[Records from a data collection]
* * * *

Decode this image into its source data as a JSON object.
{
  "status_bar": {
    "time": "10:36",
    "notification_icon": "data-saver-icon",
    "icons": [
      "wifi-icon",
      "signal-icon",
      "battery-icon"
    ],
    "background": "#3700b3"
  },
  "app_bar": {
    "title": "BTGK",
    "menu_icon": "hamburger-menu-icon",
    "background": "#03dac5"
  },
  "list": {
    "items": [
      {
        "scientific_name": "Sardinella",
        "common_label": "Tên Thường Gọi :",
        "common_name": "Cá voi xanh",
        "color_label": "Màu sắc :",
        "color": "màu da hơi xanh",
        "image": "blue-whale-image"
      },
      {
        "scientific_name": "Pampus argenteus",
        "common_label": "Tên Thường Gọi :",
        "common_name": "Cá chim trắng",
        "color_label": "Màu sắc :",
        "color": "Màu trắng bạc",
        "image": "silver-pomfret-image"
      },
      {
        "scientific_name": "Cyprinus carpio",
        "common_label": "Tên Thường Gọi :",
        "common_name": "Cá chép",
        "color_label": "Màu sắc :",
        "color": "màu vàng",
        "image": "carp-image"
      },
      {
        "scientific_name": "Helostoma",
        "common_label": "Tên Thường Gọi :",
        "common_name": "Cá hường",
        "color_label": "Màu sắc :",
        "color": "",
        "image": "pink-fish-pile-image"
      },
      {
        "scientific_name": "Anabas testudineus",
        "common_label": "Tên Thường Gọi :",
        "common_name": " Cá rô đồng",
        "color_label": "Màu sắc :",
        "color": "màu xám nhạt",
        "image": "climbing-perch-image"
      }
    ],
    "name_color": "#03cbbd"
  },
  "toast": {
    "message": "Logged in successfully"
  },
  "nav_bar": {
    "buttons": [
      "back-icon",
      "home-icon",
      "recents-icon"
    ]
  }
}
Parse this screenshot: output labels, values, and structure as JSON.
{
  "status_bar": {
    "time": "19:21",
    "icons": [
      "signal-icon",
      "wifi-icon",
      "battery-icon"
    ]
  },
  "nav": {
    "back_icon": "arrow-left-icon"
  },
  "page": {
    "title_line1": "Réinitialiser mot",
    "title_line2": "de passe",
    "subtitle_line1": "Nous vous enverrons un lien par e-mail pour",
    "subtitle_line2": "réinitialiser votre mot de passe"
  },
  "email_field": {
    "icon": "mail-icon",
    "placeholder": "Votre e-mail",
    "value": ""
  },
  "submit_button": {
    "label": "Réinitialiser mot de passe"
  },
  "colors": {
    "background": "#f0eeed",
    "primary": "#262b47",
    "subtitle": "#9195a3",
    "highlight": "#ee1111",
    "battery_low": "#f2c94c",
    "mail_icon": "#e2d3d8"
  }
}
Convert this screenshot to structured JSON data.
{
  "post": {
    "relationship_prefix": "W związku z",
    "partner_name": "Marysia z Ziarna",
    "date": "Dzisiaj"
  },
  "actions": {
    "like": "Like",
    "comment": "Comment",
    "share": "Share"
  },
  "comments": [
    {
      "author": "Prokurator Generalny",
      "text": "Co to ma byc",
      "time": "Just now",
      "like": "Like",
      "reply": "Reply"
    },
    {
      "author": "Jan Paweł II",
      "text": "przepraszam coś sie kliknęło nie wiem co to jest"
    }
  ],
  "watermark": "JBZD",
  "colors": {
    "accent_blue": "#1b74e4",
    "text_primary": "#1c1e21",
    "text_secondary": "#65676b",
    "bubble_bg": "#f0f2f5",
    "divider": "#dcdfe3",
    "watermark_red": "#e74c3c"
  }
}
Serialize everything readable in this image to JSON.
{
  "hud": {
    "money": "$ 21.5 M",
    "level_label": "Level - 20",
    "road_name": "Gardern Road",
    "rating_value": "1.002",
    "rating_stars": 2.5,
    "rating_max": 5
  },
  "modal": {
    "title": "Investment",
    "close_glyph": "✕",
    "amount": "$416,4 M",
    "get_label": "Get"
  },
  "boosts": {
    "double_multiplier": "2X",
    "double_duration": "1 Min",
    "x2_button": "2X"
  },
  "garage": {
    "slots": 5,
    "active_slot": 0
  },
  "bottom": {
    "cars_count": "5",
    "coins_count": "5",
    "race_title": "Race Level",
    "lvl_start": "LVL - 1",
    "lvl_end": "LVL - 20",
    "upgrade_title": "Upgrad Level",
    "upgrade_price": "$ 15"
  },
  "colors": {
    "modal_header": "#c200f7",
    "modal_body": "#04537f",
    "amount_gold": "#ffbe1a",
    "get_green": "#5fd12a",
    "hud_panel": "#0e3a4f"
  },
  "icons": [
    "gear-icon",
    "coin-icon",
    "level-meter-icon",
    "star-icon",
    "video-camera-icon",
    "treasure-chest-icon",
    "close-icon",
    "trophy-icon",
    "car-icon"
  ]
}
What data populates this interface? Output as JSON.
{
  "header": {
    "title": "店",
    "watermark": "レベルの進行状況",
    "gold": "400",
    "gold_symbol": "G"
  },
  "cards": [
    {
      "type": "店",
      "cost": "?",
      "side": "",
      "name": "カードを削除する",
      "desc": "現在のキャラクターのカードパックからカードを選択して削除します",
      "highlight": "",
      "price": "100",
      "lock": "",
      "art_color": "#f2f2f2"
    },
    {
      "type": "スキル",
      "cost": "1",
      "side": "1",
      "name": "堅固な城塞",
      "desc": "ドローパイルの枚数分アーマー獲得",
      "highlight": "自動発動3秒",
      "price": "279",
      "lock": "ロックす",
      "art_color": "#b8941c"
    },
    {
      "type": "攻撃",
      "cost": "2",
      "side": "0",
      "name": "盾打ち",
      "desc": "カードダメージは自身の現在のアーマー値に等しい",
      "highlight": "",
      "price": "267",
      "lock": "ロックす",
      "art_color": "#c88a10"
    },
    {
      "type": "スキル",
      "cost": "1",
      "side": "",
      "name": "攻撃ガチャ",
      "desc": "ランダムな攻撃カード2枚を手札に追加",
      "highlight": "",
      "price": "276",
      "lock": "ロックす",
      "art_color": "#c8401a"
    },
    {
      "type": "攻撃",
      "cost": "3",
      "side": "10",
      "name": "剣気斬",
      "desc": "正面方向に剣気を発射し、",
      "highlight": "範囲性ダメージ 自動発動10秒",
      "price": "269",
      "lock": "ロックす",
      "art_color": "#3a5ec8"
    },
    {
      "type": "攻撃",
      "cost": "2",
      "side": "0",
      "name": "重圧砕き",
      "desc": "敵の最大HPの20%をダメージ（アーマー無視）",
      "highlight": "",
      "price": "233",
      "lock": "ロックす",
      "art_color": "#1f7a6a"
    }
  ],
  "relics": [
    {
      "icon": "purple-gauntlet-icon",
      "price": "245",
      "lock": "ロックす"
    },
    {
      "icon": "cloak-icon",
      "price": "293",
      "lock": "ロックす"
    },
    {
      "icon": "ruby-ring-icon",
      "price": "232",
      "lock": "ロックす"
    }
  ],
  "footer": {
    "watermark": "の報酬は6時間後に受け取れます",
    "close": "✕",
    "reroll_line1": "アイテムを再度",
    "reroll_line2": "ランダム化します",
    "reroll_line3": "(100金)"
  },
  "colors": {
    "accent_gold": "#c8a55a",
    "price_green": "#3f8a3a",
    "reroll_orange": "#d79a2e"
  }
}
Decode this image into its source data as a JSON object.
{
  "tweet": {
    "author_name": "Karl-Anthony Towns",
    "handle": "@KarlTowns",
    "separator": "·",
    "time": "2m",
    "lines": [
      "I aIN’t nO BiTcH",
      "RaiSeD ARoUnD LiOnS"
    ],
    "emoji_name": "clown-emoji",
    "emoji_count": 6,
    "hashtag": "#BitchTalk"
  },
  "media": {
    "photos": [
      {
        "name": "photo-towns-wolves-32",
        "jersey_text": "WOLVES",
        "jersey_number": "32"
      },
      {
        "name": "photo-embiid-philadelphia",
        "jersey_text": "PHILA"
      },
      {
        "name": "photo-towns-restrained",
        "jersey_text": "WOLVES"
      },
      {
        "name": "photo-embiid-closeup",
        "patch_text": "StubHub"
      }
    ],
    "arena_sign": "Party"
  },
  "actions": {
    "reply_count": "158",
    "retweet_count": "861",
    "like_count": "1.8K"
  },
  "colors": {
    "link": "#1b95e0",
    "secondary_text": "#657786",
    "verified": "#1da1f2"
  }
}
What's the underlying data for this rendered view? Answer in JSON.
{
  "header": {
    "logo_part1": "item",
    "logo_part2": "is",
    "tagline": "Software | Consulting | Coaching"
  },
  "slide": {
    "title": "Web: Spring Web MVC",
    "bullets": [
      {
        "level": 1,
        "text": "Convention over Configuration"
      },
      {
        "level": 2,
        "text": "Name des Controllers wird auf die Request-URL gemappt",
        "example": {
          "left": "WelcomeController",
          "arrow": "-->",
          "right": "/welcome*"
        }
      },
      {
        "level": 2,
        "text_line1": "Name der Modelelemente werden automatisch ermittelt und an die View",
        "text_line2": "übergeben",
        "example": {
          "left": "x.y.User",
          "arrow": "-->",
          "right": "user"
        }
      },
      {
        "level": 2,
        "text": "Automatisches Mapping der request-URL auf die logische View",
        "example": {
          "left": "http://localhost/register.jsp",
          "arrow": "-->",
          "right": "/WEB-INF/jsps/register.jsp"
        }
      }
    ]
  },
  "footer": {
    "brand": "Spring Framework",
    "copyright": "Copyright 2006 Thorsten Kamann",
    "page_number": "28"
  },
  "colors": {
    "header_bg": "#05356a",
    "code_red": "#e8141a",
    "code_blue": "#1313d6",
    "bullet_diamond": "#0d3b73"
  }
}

* * * *

**TASK PROMPT**
Across the data, tally the lines containing "What" and give back the number alone.

**TASK RESULT**
2